But I was thinking of streams, if we can wrench ourselves away from that colossal event about the streams that form boundaries in our lives. They form actual boundaries for people, the people on one side of a river have often had rivalries with those on the other, They form emotional boundaries as crossing flowing water often changes our perspective. How many historical sayings do you know about the impacts of crossing a river or a body of water?

But not crossing a stream means accepting the boundaries life places on you.  It means giving up your curiosity. As much as you explore the stream on your side, there are always great possibilities on the other side. We’re meant to look beyond our shores. Peace cannot mean keeping out the other and keeping from the other. Peace, like Love, like so many other grand traits is bigger than boundaries.

▶ DIRECTIONS FOR THIS TASK: In the passage on streams, what does not crossing a stream mean?

[Dataset entries]
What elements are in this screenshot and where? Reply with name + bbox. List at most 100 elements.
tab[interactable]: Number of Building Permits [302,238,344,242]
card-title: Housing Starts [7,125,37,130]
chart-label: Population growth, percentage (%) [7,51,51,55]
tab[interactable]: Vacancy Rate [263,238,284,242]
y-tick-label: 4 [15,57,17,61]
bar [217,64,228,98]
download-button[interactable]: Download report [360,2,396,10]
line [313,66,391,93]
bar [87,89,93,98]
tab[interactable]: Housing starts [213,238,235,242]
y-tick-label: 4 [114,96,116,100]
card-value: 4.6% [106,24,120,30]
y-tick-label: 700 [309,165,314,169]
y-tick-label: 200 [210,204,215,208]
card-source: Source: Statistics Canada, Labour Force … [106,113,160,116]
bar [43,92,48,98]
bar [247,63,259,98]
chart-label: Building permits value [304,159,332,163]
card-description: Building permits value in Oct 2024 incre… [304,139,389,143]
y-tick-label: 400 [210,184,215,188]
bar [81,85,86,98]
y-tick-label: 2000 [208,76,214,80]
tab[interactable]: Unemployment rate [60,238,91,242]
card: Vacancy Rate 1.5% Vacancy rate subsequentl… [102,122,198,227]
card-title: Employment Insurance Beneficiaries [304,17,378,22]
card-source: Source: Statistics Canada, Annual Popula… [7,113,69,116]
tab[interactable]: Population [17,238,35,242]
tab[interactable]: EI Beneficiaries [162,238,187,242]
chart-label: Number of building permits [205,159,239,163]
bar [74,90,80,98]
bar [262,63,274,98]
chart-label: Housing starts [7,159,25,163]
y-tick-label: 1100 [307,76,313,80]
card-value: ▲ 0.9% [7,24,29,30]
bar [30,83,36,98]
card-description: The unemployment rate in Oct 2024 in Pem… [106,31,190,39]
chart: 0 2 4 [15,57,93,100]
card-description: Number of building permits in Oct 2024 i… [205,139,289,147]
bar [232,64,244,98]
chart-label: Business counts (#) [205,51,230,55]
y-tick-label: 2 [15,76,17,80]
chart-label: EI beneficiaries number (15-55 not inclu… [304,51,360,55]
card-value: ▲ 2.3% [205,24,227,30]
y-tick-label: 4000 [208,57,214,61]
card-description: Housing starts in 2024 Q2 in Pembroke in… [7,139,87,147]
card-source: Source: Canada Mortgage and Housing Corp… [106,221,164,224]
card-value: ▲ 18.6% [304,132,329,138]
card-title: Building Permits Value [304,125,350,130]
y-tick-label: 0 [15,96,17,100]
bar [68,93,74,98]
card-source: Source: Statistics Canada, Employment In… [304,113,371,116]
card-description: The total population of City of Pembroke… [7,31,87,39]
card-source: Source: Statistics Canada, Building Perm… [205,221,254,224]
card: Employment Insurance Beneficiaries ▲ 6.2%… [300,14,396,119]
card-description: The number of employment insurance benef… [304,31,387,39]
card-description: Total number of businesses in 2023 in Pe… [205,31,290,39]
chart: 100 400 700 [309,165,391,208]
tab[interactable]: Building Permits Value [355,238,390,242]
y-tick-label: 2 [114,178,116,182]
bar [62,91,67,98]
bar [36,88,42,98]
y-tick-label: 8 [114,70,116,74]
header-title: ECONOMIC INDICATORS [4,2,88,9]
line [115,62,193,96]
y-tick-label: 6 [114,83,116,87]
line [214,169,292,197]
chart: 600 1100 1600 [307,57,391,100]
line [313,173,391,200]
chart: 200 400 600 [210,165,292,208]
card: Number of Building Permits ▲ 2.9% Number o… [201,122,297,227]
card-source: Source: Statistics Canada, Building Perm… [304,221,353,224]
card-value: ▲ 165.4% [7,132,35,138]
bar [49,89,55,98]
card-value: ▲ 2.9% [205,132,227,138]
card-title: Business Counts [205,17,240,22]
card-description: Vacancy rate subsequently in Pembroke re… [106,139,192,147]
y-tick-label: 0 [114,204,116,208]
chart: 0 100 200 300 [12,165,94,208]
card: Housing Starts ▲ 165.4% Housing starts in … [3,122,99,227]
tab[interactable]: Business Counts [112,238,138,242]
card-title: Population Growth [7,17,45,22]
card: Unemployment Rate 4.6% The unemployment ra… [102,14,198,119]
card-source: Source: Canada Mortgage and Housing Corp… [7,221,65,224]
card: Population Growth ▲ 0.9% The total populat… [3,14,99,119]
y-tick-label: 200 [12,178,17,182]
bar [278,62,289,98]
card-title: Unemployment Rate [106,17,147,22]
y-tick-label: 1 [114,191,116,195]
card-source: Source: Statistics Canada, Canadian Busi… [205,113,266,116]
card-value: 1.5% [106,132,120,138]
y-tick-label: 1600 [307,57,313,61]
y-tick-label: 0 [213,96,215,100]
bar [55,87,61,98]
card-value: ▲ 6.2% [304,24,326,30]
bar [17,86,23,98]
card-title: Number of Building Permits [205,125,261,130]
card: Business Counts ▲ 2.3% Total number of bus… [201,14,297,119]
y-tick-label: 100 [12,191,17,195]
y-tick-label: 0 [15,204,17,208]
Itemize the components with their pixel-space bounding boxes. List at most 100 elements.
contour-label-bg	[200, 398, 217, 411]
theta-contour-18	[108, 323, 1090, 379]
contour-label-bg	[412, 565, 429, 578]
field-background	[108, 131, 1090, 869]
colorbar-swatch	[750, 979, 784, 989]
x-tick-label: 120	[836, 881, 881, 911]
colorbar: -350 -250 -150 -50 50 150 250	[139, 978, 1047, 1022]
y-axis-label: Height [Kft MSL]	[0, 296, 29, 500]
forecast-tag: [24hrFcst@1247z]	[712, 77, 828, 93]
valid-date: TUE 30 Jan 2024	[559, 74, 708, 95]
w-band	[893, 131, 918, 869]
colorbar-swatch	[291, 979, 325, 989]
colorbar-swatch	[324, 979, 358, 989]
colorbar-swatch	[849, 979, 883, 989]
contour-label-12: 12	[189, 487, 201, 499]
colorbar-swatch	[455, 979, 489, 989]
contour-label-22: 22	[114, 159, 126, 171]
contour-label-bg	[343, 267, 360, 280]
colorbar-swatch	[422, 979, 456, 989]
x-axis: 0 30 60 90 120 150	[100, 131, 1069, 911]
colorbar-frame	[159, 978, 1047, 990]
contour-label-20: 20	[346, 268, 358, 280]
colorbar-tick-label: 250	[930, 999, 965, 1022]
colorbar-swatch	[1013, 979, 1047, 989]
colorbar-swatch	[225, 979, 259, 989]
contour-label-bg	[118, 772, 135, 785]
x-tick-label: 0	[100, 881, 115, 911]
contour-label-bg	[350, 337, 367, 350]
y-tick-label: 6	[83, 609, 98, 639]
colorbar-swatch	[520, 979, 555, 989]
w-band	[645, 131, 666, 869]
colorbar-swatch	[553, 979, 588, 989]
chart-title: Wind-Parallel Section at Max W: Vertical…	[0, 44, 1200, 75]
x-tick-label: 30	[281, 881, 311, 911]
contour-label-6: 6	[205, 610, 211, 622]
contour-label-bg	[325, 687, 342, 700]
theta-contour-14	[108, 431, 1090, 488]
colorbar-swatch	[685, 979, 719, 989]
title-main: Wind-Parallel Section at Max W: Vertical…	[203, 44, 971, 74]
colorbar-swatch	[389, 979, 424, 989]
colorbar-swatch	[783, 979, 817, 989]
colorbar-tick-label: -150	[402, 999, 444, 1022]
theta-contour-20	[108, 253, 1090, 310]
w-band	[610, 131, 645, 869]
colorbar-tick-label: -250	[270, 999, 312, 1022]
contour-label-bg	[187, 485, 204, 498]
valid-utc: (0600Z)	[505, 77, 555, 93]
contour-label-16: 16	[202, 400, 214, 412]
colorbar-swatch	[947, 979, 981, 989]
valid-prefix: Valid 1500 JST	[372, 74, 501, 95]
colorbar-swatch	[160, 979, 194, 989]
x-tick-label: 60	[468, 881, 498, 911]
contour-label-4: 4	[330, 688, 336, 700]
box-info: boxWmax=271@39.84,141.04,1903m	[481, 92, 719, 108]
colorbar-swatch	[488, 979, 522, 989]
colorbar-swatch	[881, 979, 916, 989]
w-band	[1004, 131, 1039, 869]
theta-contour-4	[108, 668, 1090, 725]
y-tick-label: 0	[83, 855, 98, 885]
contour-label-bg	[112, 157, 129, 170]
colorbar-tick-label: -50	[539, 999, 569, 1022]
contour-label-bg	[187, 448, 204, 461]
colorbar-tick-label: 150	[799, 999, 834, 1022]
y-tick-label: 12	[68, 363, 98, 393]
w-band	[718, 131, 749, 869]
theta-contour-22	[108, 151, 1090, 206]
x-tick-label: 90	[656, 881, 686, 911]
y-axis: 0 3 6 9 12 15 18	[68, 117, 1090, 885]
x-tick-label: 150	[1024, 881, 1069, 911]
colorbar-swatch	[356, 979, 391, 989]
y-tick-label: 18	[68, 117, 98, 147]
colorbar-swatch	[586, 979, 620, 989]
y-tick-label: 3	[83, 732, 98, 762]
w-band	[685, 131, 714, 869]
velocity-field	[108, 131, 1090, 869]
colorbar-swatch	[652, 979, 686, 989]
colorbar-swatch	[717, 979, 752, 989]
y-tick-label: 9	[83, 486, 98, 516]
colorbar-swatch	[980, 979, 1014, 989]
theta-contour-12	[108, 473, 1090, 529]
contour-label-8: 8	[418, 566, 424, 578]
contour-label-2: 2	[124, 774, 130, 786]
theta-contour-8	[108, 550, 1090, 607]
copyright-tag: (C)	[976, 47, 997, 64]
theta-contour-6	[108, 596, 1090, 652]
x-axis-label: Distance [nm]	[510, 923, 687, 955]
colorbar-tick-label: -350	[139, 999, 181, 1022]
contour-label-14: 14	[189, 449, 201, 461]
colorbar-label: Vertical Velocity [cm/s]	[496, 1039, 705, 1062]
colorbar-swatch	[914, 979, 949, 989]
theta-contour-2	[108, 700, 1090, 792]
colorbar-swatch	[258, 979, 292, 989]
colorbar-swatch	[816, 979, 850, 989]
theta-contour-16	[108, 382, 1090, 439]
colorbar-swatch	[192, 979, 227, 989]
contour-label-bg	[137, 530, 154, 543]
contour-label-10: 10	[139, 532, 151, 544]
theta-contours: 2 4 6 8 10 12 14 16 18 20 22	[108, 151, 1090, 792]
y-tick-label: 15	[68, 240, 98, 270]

▶ EXERCISE OUTPUT: It means accepting the boundaries life places on you and giving up your curiosity.